● The task: Give back the full listing verbatim, apart from its images.

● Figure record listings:
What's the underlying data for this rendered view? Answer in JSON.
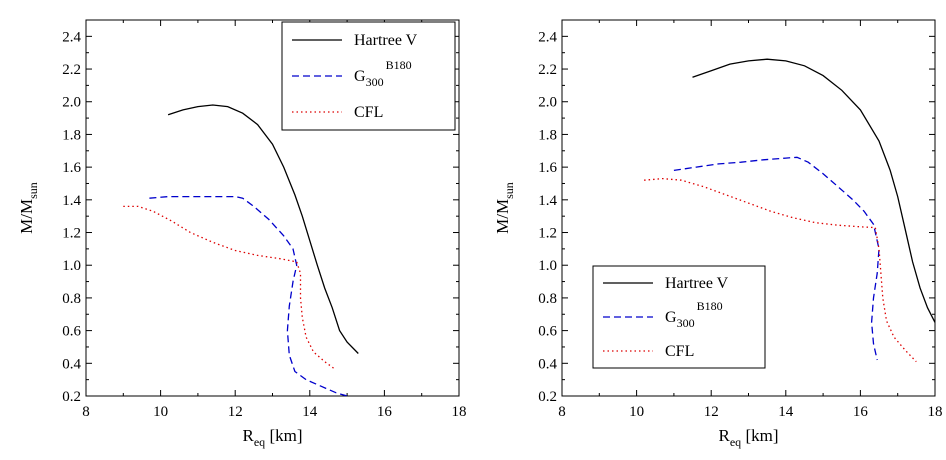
{
  "chart_data": [
    {
      "type": "line",
      "xlabel": "R_eq [km]",
      "ylabel": "M/M_sun",
      "xlim": [
        8,
        18
      ],
      "ylim": [
        0.2,
        2.5
      ],
      "xticks": [
        8,
        10,
        12,
        14,
        16,
        18
      ],
      "yticks": [
        0.2,
        0.4,
        0.6,
        0.8,
        1.0,
        1.2,
        1.4,
        1.6,
        1.8,
        2.0,
        2.2,
        2.4
      ],
      "grid": false,
      "legend_position": "top-right",
      "series": [
        {
          "name": "Hartree V",
          "color": "#000000",
          "dash": "solid",
          "x": [
            10.2,
            10.6,
            11.0,
            11.4,
            11.8,
            12.2,
            12.6,
            13.0,
            13.3,
            13.6,
            13.8,
            14.0,
            14.2,
            14.4,
            14.6,
            14.8,
            15.0,
            15.3
          ],
          "y": [
            1.92,
            1.95,
            1.97,
            1.98,
            1.97,
            1.93,
            1.86,
            1.74,
            1.6,
            1.43,
            1.3,
            1.15,
            1.0,
            0.86,
            0.74,
            0.6,
            0.53,
            0.46
          ]
        },
        {
          "name": "G_300^B180",
          "color": "#0000cc",
          "dash": "dashed",
          "x": [
            9.7,
            10.2,
            10.8,
            11.4,
            12.0,
            12.2,
            12.5,
            12.9,
            13.3,
            13.55,
            13.65,
            13.55,
            13.45,
            13.4,
            13.45,
            13.6,
            13.9,
            14.3,
            14.7,
            15.0
          ],
          "y": [
            1.41,
            1.42,
            1.42,
            1.42,
            1.42,
            1.41,
            1.36,
            1.28,
            1.18,
            1.1,
            1.0,
            0.9,
            0.75,
            0.6,
            0.45,
            0.35,
            0.3,
            0.26,
            0.22,
            0.2
          ]
        },
        {
          "name": "CFL",
          "color": "#dd0000",
          "dash": "dotted",
          "x": [
            9.0,
            9.4,
            9.8,
            10.3,
            10.8,
            11.4,
            12.0,
            12.6,
            13.2,
            13.65,
            13.75,
            13.75,
            13.8,
            13.9,
            14.1,
            14.4,
            14.7
          ],
          "y": [
            1.36,
            1.36,
            1.33,
            1.27,
            1.2,
            1.14,
            1.09,
            1.06,
            1.04,
            1.02,
            0.95,
            0.8,
            0.68,
            0.56,
            0.47,
            0.41,
            0.36
          ]
        }
      ]
    },
    {
      "type": "line",
      "xlabel": "R_eq [km]",
      "ylabel": "M/M_sun",
      "xlim": [
        8,
        18
      ],
      "ylim": [
        0.2,
        2.5
      ],
      "xticks": [
        8,
        10,
        12,
        14,
        16,
        18
      ],
      "yticks": [
        0.2,
        0.4,
        0.6,
        0.8,
        1.0,
        1.2,
        1.4,
        1.6,
        1.8,
        2.0,
        2.2,
        2.4
      ],
      "grid": false,
      "legend_position": "bottom-left",
      "series": [
        {
          "name": "Hartree V",
          "color": "#000000",
          "dash": "solid",
          "x": [
            11.5,
            12.0,
            12.5,
            13.0,
            13.5,
            14.0,
            14.5,
            15.0,
            15.5,
            16.0,
            16.5,
            16.8,
            17.0,
            17.2,
            17.4,
            17.6,
            17.8,
            18.0
          ],
          "y": [
            2.15,
            2.19,
            2.23,
            2.25,
            2.26,
            2.25,
            2.22,
            2.16,
            2.07,
            1.95,
            1.76,
            1.58,
            1.42,
            1.22,
            1.02,
            0.86,
            0.74,
            0.65
          ]
        },
        {
          "name": "G_300^B180",
          "color": "#0000cc",
          "dash": "dashed",
          "x": [
            11.0,
            11.6,
            12.2,
            12.8,
            13.4,
            14.0,
            14.3,
            14.6,
            15.0,
            15.4,
            15.8,
            16.1,
            16.35,
            16.5,
            16.45,
            16.35,
            16.3,
            16.35,
            16.45
          ],
          "y": [
            1.58,
            1.6,
            1.62,
            1.63,
            1.645,
            1.655,
            1.66,
            1.63,
            1.56,
            1.48,
            1.4,
            1.33,
            1.25,
            1.1,
            0.95,
            0.8,
            0.65,
            0.52,
            0.42
          ]
        },
        {
          "name": "CFL",
          "color": "#dd0000",
          "dash": "dotted",
          "x": [
            10.2,
            10.7,
            11.2,
            11.8,
            12.4,
            13.0,
            13.6,
            14.2,
            14.8,
            15.4,
            16.0,
            16.4,
            16.5,
            16.55,
            16.6,
            16.7,
            16.9,
            17.2,
            17.5
          ],
          "y": [
            1.52,
            1.53,
            1.52,
            1.48,
            1.43,
            1.38,
            1.33,
            1.29,
            1.26,
            1.245,
            1.235,
            1.23,
            1.1,
            0.95,
            0.8,
            0.66,
            0.56,
            0.48,
            0.41
          ]
        }
      ]
    }
  ]
}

● Answer to the exercise:
What's the underlying data for this rendered view? Answer in JSON.
{
  "chart_data": [
    {
      "type": "line",
      "xlabel": "R_eq [km]",
      "ylabel": "M/M_sun",
      "xlim": [
        8,
        18
      ],
      "ylim": [
        0.2,
        2.5
      ],
      "xticks": [
        8,
        10,
        12,
        14,
        16,
        18
      ],
      "yticks": [
        0.2,
        0.4,
        0.6,
        0.8,
        1.0,
        1.2,
        1.4,
        1.6,
        1.8,
        2.0,
        2.2,
        2.4
      ],
      "grid": false,
      "legend_position": "top-right",
      "series": [
        {
          "name": "Hartree V",
          "color": "#000000",
          "dash": "solid",
          "x": [
            10.2,
            10.6,
            11.0,
            11.4,
            11.8,
            12.2,
            12.6,
            13.0,
            13.3,
            13.6,
            13.8,
            14.0,
            14.2,
            14.4,
            14.6,
            14.8,
            15.0,
            15.3
          ],
          "y": [
            1.92,
            1.95,
            1.97,
            1.98,
            1.97,
            1.93,
            1.86,
            1.74,
            1.6,
            1.43,
            1.3,
            1.15,
            1.0,
            0.86,
            0.74,
            0.6,
            0.53,
            0.46
          ]
        },
        {
          "name": "G_300^B180",
          "color": "#0000cc",
          "dash": "dashed",
          "x": [
            9.7,
            10.2,
            10.8,
            11.4,
            12.0,
            12.2,
            12.5,
            12.9,
            13.3,
            13.55,
            13.65,
            13.55,
            13.45,
            13.4,
            13.45,
            13.6,
            13.9,
            14.3,
            14.7,
            15.0
          ],
          "y": [
            1.41,
            1.42,
            1.42,
            1.42,
            1.42,
            1.41,
            1.36,
            1.28,
            1.18,
            1.1,
            1.0,
            0.9,
            0.75,
            0.6,
            0.45,
            0.35,
            0.3,
            0.26,
            0.22,
            0.2
          ]
        },
        {
          "name": "CFL",
          "color": "#dd0000",
          "dash": "dotted",
          "x": [
            9.0,
            9.4,
            9.8,
            10.3,
            10.8,
            11.4,
            12.0,
            12.6,
            13.2,
            13.65,
            13.75,
            13.75,
            13.8,
            13.9,
            14.1,
            14.4,
            14.7
          ],
          "y": [
            1.36,
            1.36,
            1.33,
            1.27,
            1.2,
            1.14,
            1.09,
            1.06,
            1.04,
            1.02,
            0.95,
            0.8,
            0.68,
            0.56,
            0.47,
            0.41,
            0.36
          ]
        }
      ]
    },
    {
      "type": "line",
      "xlabel": "R_eq [km]",
      "ylabel": "M/M_sun",
      "xlim": [
        8,
        18
      ],
      "ylim": [
        0.2,
        2.5
      ],
      "xticks": [
        8,
        10,
        12,
        14,
        16,
        18
      ],
      "yticks": [
        0.2,
        0.4,
        0.6,
        0.8,
        1.0,
        1.2,
        1.4,
        1.6,
        1.8,
        2.0,
        2.2,
        2.4
      ],
      "grid": false,
      "legend_position": "bottom-left",
      "series": [
        {
          "name": "Hartree V",
          "color": "#000000",
          "dash": "solid",
          "x": [
            11.5,
            12.0,
            12.5,
            13.0,
            13.5,
            14.0,
            14.5,
            15.0,
            15.5,
            16.0,
            16.5,
            16.8,
            17.0,
            17.2,
            17.4,
            17.6,
            17.8,
            18.0
          ],
          "y": [
            2.15,
            2.19,
            2.23,
            2.25,
            2.26,
            2.25,
            2.22,
            2.16,
            2.07,
            1.95,
            1.76,
            1.58,
            1.42,
            1.22,
            1.02,
            0.86,
            0.74,
            0.65
          ]
        },
        {
          "name": "G_300^B180",
          "color": "#0000cc",
          "dash": "dashed",
          "x": [
            11.0,
            11.6,
            12.2,
            12.8,
            13.4,
            14.0,
            14.3,
            14.6,
            15.0,
            15.4,
            15.8,
            16.1,
            16.35,
            16.5,
            16.45,
            16.35,
            16.3,
            16.35,
            16.45
          ],
          "y": [
            1.58,
            1.6,
            1.62,
            1.63,
            1.645,
            1.655,
            1.66,
            1.63,
            1.56,
            1.48,
            1.4,
            1.33,
            1.25,
            1.1,
            0.95,
            0.8,
            0.65,
            0.52,
            0.42
          ]
        },
        {
          "name": "CFL",
          "color": "#dd0000",
          "dash": "dotted",
          "x": [
            10.2,
            10.7,
            11.2,
            11.8,
            12.4,
            13.0,
            13.6,
            14.2,
            14.8,
            15.4,
            16.0,
            16.4,
            16.5,
            16.55,
            16.6,
            16.7,
            16.9,
            17.2,
            17.5
          ],
          "y": [
            1.52,
            1.53,
            1.52,
            1.48,
            1.43,
            1.38,
            1.33,
            1.29,
            1.26,
            1.245,
            1.235,
            1.23,
            1.1,
            0.95,
            0.8,
            0.66,
            0.56,
            0.48,
            0.41
          ]
        }
      ]
    }
  ]
}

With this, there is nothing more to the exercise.